▶ YOUR GOAL:
Go through the listing and copy each line with the string "JSON".

[Collected data]
** Start **

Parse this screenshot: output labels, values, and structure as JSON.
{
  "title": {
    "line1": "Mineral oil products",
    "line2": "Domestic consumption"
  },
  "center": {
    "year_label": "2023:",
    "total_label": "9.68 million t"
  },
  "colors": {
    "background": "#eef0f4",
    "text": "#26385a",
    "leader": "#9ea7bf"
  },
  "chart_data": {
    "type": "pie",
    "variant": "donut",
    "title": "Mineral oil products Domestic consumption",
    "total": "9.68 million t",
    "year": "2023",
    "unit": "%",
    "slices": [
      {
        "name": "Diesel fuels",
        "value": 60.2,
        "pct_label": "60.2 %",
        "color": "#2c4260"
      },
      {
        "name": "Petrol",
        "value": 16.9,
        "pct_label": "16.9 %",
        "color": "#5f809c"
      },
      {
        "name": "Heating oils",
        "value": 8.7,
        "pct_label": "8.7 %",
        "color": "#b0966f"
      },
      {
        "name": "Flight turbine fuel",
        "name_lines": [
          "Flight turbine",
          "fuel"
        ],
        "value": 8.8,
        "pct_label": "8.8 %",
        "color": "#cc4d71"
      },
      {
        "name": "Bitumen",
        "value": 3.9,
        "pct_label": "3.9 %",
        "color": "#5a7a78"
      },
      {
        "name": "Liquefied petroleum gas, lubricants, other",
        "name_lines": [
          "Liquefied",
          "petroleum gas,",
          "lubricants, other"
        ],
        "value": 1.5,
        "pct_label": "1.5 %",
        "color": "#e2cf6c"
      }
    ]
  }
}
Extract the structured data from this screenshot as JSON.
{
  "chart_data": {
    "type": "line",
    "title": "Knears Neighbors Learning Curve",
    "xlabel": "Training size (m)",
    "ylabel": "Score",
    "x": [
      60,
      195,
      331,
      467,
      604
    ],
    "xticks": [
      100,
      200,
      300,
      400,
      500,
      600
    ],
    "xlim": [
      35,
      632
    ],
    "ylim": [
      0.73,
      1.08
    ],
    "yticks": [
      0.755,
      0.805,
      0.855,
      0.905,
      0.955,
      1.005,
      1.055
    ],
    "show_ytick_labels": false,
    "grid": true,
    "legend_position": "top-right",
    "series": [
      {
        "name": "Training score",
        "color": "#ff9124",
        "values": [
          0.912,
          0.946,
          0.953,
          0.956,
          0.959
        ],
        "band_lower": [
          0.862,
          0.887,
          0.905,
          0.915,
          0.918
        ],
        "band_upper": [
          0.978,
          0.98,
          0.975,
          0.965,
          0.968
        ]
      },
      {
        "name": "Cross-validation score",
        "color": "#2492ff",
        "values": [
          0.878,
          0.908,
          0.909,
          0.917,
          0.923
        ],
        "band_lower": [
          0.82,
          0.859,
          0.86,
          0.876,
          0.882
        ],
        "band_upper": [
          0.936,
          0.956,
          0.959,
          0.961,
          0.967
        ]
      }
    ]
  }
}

** End **

▶ PROBLEM SOLUTION:
Parse this screenshot: output labels, values, and structure as JSON.
Extract the structured data from this screenshot as JSON.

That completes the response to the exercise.